[Dataset items]
"""
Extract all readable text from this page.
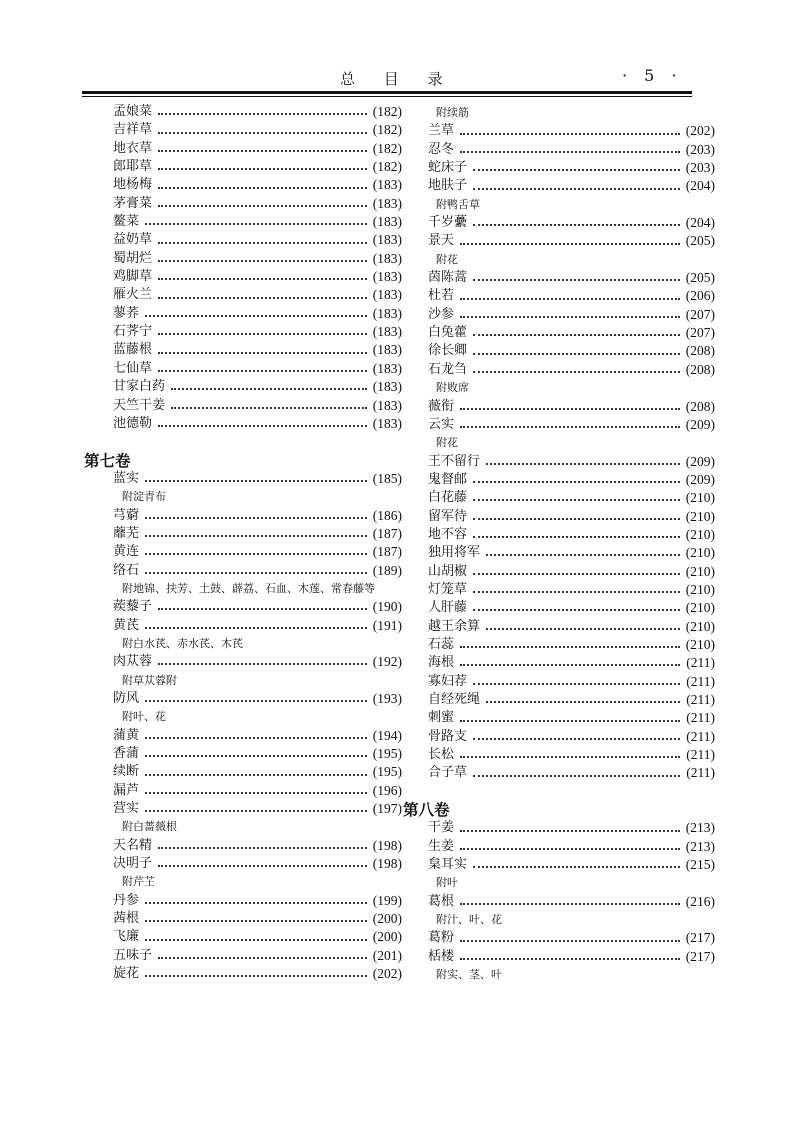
总 目 录	· 5 ·
孟娘菜	(182)
吉祥草	(182)
地衣草	(182)
郎耶草	(182)
地杨梅	(183)
茅膏菜	(183)
鳌菜	(183)
益奶草	(183)
蜀胡烂	(183)
鸡脚草	(183)
雁火兰	(183)
蓼荞	(183)
石荠宁	(183)
蓝藤根	(183)
七仙草	(183)
甘家白药	(183)
天竺干姜	(183)
池德勒	(183)
第七卷
蓝实	(185)
附淀青布
芎藭	(186)
蘼芜	(187)
黄连	(187)
络石	(189)
附地锦、扶芳、土鼓、薜荔、石血、木莲、常春藤等
蒺藜子	(190)
黄芪	(191)
附白水芪、赤水芪、木芪
肉苁蓉	(192)
附草苁蓉附
防风	(193)
附叶、花
蒲黄	(194)
香蒲	(195)
续断	(195)
漏芦	(196)
营实	(197)
附白蔷薇根
天名精	(198)
决明子	(198)
附芹芏
丹参	(199)
茜根	(200)
飞廉	(200)
五味子	(201)
旋花	(202)
附续筋
兰草	(202)
忍冬	(203)
蛇床子	(203)
地肤子	(204)
附鸭舌草
千岁虆	(204)
景天	(205)
附花
茵陈蒿	(205)
杜若	(206)
沙参	(207)
白兔藿	(207)
徐长卿	(208)
石龙刍	(208)
附败席
薇衔	(208)
云实	(209)
附花
王不留行	(209)
鬼督邮	(209)
白花藤	(210)
留军待	(210)
地不容	(210)
独用将军	(210)
山胡椒	(210)
灯笼草	(210)
人肝藤	(210)
越王余算	(210)
石蕊	(210)
海根	(211)
寡妇荐	(211)
自经死绳	(211)
刺蜜	(211)
骨路支	(211)
长松	(211)
合子草	(211)
第八卷
干姜	(213)
生姜	(213)
枲耳实	(215)
附叶
葛根	(216)
附汁、叶、花
葛粉	(217)
栝楼	(217)
附实、茎、叶
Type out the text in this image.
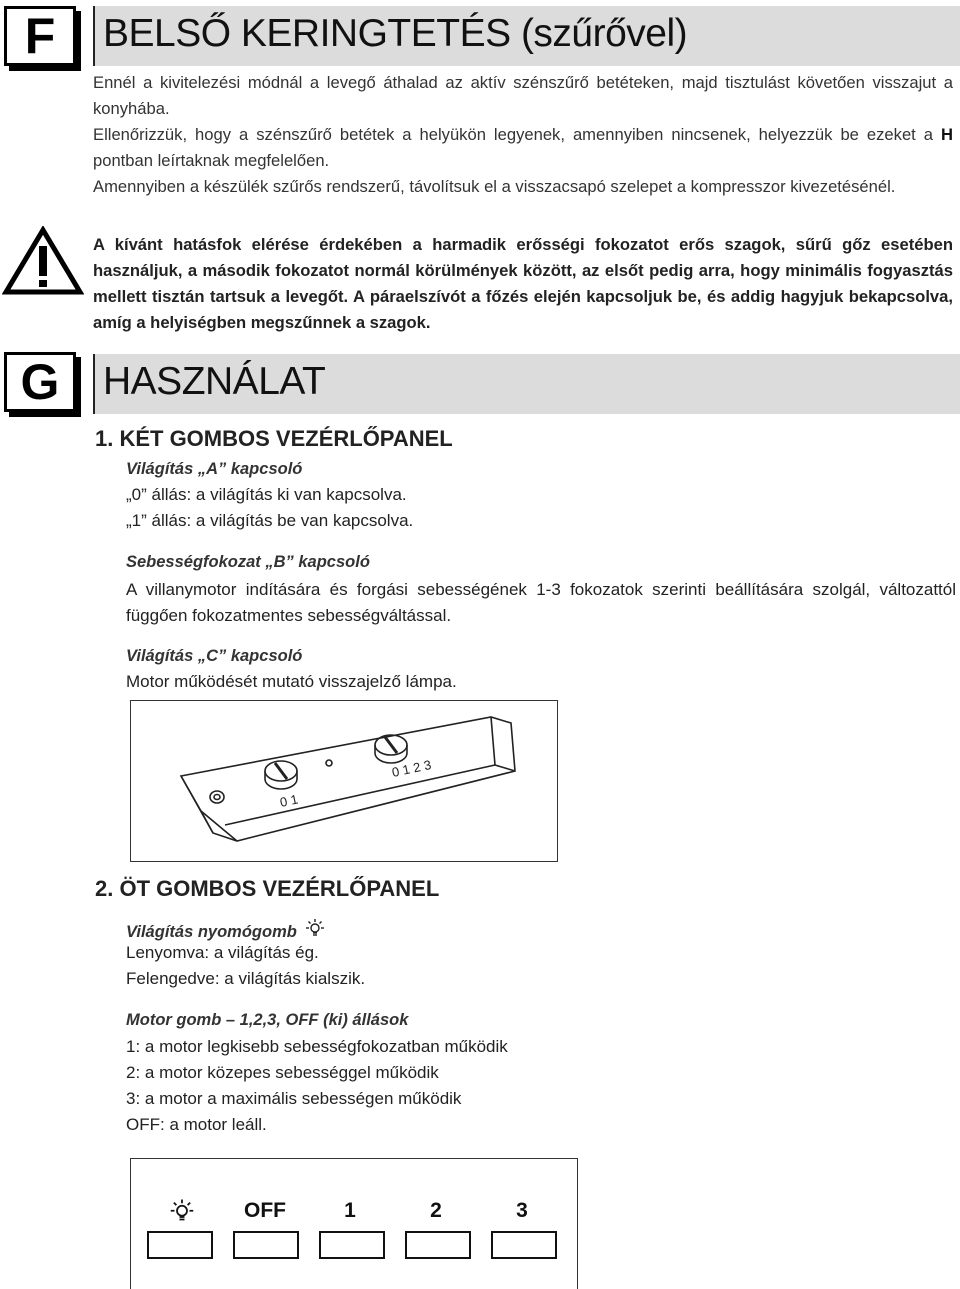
F	BELSŐ KERINGTETÉS (szűrővel)

Ennél a kivitelezési módnál a levegő áthalad az aktív szénszűrő betéteken, majd tisztulást követően visszajut a konyhába.

Ellenőrizzük, hogy a szénszűrő betétek a helyükön legyenek, amennyiben nincsenek, helyezzük be ezeket a H pontban leírtaknak megfelelően.

Amennyiben a készülék szűrős rendszerű, távolítsuk el a visszacsapó szelepet a kompresszor kivezetésénél.

A kívánt hatásfok elérése érdekében a harmadik erősségi fokozatot erős szagok, sűrű gőz esetében használjuk, a második fokozatot normál körülmények között, az elsőt pedig arra, hogy minimális fogyasztás mellett tisztán tartsuk a levegőt. A páraelszívót a főzés elején kapcsoljuk be, és addig hagyjuk bekapcsolva, amíg a helyiségben megszűnnek a szagok.

G	HASZNÁLAT
1. KÉT GOMBOS VEZÉRLŐPANEL
Világítás „A” kapcsoló
„0” állás: a világítás ki van kapcsolva.
„1” állás: a világítás be van kapcsolva.
Sebességfokozat „B” kapcsoló

A villanymotor indítására és forgási sebességének 1-3 fokozatok szerinti beállítására szolgál, változattól függően fokozatmentes sebességváltással.

Világítás „C” kapcsoló
Motor működését mutató visszajelző lámpa.
0 1
0 1 2 3
2. ÖT GOMBOS VEZÉRLŐPANEL
Világítás nyomógomb
Lenyomva: a világítás ég.
Felengedve: a világítás kialszik.
Motor gomb – 1,2,3, OFF (ki) állások
1: a motor legkisebb sebességfokozatban működik
2: a motor közepes sebességgel működik
3: a motor a maximális sebességen működik
OFF: a motor leáll.
OFF	1	2	3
"""
> Problem description
Which lines above contain the word "VEZÉRLŐPANEL"? Copy each of them.

> Finished task
1. KÉT GOMBOS VEZÉRLŐPANEL
2. ÖT GOMBOS VEZÉRLŐPANEL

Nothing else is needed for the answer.